▸ What is needed
Every record below should be written out exactly; pictures stay out.

Data excerpts:
■ ■ ■ ■

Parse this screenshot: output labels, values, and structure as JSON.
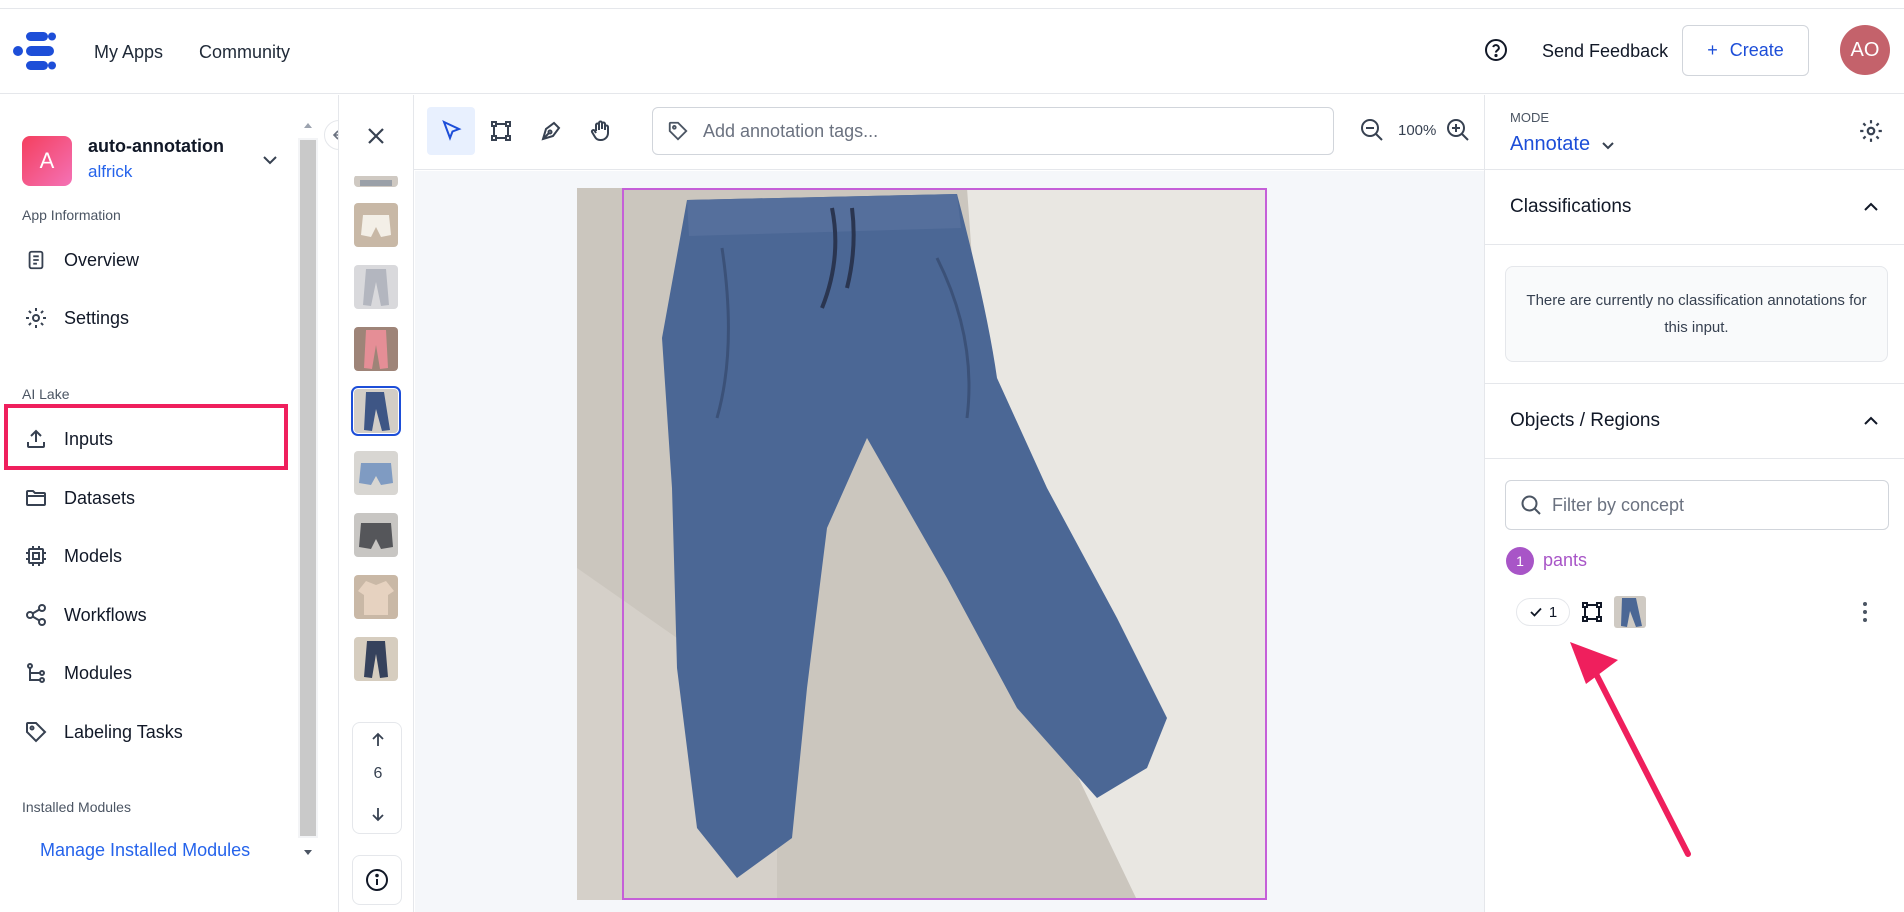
{
  "header": {
    "nav": [
      "My Apps",
      "Community"
    ],
    "help_icon": "help-circle-icon",
    "feedback_label": "Send Feedback",
    "create_label": "Create",
    "avatar_initials": "AO"
  },
  "sidebar": {
    "app": {
      "badge": "A",
      "name": "auto-annotation",
      "user": "alfrick"
    },
    "sections": {
      "app_info": "App Information",
      "ai_lake": "AI Lake",
      "installed": "Installed Modules"
    },
    "items": [
      {
        "label": "Overview",
        "icon": "document-icon"
      },
      {
        "label": "Settings",
        "icon": "gear-icon"
      },
      {
        "label": "Inputs",
        "icon": "upload-icon"
      },
      {
        "label": "Datasets",
        "icon": "folder-icon"
      },
      {
        "label": "Models",
        "icon": "chip-icon"
      },
      {
        "label": "Workflows",
        "icon": "share-icon"
      },
      {
        "label": "Modules",
        "icon": "hierarchy-icon"
      },
      {
        "label": "Labeling Tasks",
        "icon": "tag-icon"
      }
    ],
    "manage_label": "Manage Installed Modules",
    "highlighted_item": "Inputs"
  },
  "thumbnails": {
    "selected_index": 3,
    "items": [
      "shorts",
      "grey-pants",
      "pink-pants",
      "blue-pants",
      "denim-shorts",
      "dark-shorts",
      "beige-shirt",
      "navy-pants"
    ],
    "page": "6"
  },
  "toolbar": {
    "tools": [
      "select-tool",
      "bounding-box-tool",
      "polygon-pen-tool",
      "pan-hand-tool"
    ],
    "active_tool": "select-tool",
    "tags_placeholder": "Add annotation tags...",
    "zoom_level": "100%"
  },
  "right_panel": {
    "mode_label": "MODE",
    "mode_value": "Annotate",
    "classifications_title": "Classifications",
    "classifications_empty": "There are currently no classification annotations for this input.",
    "objects_title": "Objects / Regions",
    "filter_placeholder": "Filter by concept",
    "concepts": [
      {
        "index": "1",
        "name": "pants",
        "count": "1",
        "color": "#a855c7"
      }
    ]
  },
  "colors": {
    "accent": "#1d4ed8",
    "highlight": "#ef1f5d",
    "concept": "#a855c7"
  }
}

■ ■ ■ ■

▸ Full solution
Parse this screenshot: output labels, values, and structure as JSON.
{
  "header": {
    "nav": [
      "My Apps",
      "Community"
    ],
    "help_icon": "help-circle-icon",
    "feedback_label": "Send Feedback",
    "create_label": "Create",
    "avatar_initials": "AO"
  },
  "sidebar": {
    "app": {
      "badge": "A",
      "name": "auto-annotation",
      "user": "alfrick"
    },
    "sections": {
      "app_info": "App Information",
      "ai_lake": "AI Lake",
      "installed": "Installed Modules"
    },
    "items": [
      {
        "label": "Overview",
        "icon": "document-icon"
      },
      {
        "label": "Settings",
        "icon": "gear-icon"
      },
      {
        "label": "Inputs",
        "icon": "upload-icon"
      },
      {
        "label": "Datasets",
        "icon": "folder-icon"
      },
      {
        "label": "Models",
        "icon": "chip-icon"
      },
      {
        "label": "Workflows",
        "icon": "share-icon"
      },
      {
        "label": "Modules",
        "icon": "hierarchy-icon"
      },
      {
        "label": "Labeling Tasks",
        "icon": "tag-icon"
      }
    ],
    "manage_label": "Manage Installed Modules",
    "highlighted_item": "Inputs"
  },
  "thumbnails": {
    "selected_index": 3,
    "items": [
      "shorts",
      "grey-pants",
      "pink-pants",
      "blue-pants",
      "denim-shorts",
      "dark-shorts",
      "beige-shirt",
      "navy-pants"
    ],
    "page": "6"
  },
  "toolbar": {
    "tools": [
      "select-tool",
      "bounding-box-tool",
      "polygon-pen-tool",
      "pan-hand-tool"
    ],
    "active_tool": "select-tool",
    "tags_placeholder": "Add annotation tags...",
    "zoom_level": "100%"
  },
  "right_panel": {
    "mode_label": "MODE",
    "mode_value": "Annotate",
    "classifications_title": "Classifications",
    "classifications_empty": "There are currently no classification annotations for this input.",
    "objects_title": "Objects / Regions",
    "filter_placeholder": "Filter by concept",
    "concepts": [
      {
        "index": "1",
        "name": "pants",
        "count": "1",
        "color": "#a855c7"
      }
    ]
  },
  "colors": {
    "accent": "#1d4ed8",
    "highlight": "#ef1f5d",
    "concept": "#a855c7"
  }
}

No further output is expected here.